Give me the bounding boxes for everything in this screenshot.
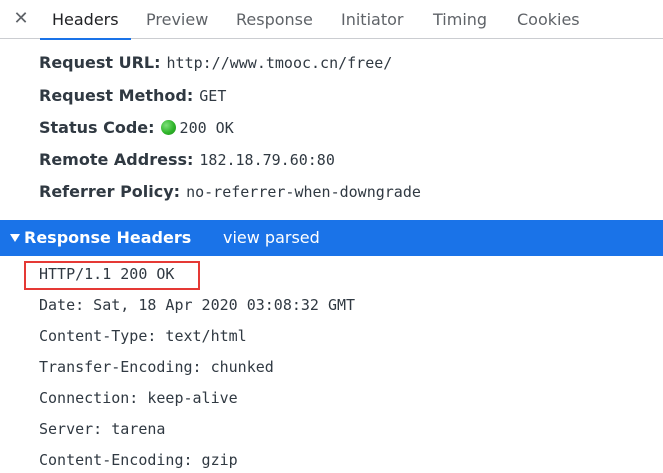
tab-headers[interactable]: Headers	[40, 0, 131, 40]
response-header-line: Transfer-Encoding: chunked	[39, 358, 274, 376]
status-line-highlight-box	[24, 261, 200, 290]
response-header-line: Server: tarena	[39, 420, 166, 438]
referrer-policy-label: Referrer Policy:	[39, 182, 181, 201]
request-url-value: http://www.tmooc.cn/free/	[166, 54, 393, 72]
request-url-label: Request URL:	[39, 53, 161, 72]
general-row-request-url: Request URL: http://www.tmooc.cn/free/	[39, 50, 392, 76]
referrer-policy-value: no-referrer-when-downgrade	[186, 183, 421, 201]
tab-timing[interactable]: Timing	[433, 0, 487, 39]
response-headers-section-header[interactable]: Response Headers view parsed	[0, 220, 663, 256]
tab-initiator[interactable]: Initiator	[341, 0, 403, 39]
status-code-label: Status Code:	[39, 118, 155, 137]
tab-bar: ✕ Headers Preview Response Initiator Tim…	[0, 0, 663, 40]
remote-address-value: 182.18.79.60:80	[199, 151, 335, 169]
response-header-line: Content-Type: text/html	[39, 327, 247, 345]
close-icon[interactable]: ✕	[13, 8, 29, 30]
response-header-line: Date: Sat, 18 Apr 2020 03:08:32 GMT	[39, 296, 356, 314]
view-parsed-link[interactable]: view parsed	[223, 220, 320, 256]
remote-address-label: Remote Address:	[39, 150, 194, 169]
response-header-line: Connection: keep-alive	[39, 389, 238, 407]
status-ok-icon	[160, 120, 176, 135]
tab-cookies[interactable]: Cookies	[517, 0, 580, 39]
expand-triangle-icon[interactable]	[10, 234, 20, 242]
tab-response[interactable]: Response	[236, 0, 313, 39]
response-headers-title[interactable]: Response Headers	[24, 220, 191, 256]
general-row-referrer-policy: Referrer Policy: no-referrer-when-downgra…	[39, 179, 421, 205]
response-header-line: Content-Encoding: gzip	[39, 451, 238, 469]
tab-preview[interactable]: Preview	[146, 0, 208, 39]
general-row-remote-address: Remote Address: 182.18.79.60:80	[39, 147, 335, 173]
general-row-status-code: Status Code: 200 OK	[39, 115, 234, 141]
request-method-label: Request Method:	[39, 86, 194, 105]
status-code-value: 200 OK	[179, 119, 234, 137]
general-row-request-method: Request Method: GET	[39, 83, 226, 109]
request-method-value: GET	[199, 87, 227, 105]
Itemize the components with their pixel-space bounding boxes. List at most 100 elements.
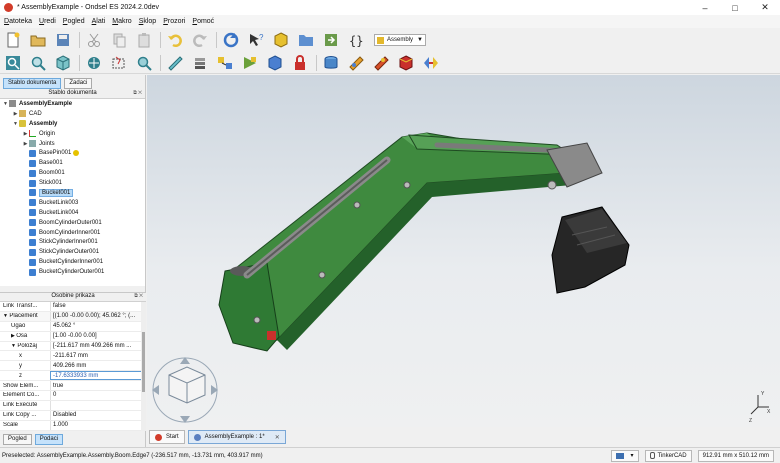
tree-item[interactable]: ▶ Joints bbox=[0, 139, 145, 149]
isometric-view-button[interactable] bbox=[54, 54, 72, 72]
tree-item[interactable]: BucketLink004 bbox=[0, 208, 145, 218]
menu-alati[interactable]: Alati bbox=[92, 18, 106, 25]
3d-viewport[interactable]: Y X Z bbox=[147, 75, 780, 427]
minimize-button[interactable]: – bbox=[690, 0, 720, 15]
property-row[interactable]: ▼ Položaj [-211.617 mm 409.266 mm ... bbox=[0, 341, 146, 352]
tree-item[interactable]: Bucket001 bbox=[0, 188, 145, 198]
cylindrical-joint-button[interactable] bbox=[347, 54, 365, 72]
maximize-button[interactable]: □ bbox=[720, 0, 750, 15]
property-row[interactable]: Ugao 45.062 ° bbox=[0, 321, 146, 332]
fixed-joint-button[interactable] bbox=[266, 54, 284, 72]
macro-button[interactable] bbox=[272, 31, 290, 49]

Problem statement:
Please reproduce all the entries above with "tree-item" renamed to "outline-item", changing nothing else and omitting the pictures.

Answer to the problem:
Give me the bounding boxes for everything in this screenshot.
tab-headers[interactable]: Headers	[40, 0, 131, 40]
response-header-line: Transfer-Encoding: chunked	[39, 358, 274, 376]
status-line-highlight-box	[24, 261, 200, 290]
response-header-line: Server: tarena	[39, 420, 166, 438]
referrer-policy-label: Referrer Policy:	[39, 182, 181, 201]
request-url-value: http://www.tmooc.cn/free/	[166, 54, 393, 72]
request-url-label: Request URL:	[39, 53, 161, 72]
general-row-request-url: Request URL: http://www.tmooc.cn/free/	[39, 50, 392, 76]
referrer-policy-value: no-referrer-when-downgrade	[186, 183, 421, 201]
tab-timing[interactable]: Timing	[433, 0, 487, 39]
response-headers-section-header[interactable]: Response Headers view parsed	[0, 220, 663, 256]
tab-initiator[interactable]: Initiator	[341, 0, 403, 39]
status-code-label: Status Code:	[39, 118, 155, 137]
tab-bar: ✕ Headers Preview Response Initiator Tim…	[0, 0, 663, 40]
remote-address-value: 182.18.79.60:80	[199, 151, 335, 169]
response-header-line: Content-Type: text/html	[39, 327, 247, 345]
close-icon[interactable]: ✕	[13, 8, 29, 30]
response-header-line: Date: Sat, 18 Apr 2020 03:08:32 GMT	[39, 296, 356, 314]
view-parsed-link[interactable]: view parsed	[223, 220, 320, 256]
remote-address-label: Remote Address:	[39, 150, 194, 169]
response-header-line: Connection: keep-alive	[39, 389, 238, 407]
status-ok-icon	[160, 120, 176, 135]
tab-cookies[interactable]: Cookies	[517, 0, 580, 39]
expand-triangle-icon[interactable]	[10, 234, 20, 242]
tab-response[interactable]: Response	[236, 0, 313, 39]
response-headers-title[interactable]: Response Headers	[24, 220, 191, 256]
general-row-referrer-policy: Referrer Policy: no-referrer-when-downgra…	[39, 179, 421, 205]
response-header-line: Content-Encoding: gzip	[39, 451, 238, 469]
tab-preview[interactable]: Preview	[146, 0, 208, 39]
general-row-remote-address: Remote Address: 182.18.79.60:80	[39, 147, 335, 173]
general-row-status-code: Status Code: 200 OK	[39, 115, 234, 141]
request-method-label: Request Method:	[39, 86, 194, 105]
status-code-value: 200 OK	[179, 119, 234, 137]
general-row-request-method: Request Method: GET	[39, 83, 226, 109]
request-method-value: GET	[199, 87, 227, 105]
Itemize the components with their pixel-space bounding boxes. List at most 100 elements.
outline-item[interactable]: ▶ Joints bbox=[0, 139, 145, 149]
isometric-view-button[interactable] bbox=[54, 54, 72, 72]
outline-item[interactable]: BucketLink004 bbox=[0, 208, 145, 218]
menu-alati[interactable]: Alati bbox=[92, 18, 106, 25]
3d-viewport[interactable]: Y X Z bbox=[147, 75, 780, 427]
minimize-button[interactable]: – bbox=[690, 0, 720, 15]
property-row[interactable]: ▼ Položaj [-211.617 mm 409.266 mm ... bbox=[0, 341, 146, 352]
outline-item[interactable]: Bucket001 bbox=[0, 188, 145, 198]
cylindrical-joint-button[interactable] bbox=[347, 54, 365, 72]
maximize-button[interactable]: □ bbox=[720, 0, 750, 15]
property-row[interactable]: Ugao 45.062 ° bbox=[0, 321, 146, 332]
fixed-joint-button[interactable] bbox=[266, 54, 284, 72]
macro-button[interactable] bbox=[272, 31, 290, 49]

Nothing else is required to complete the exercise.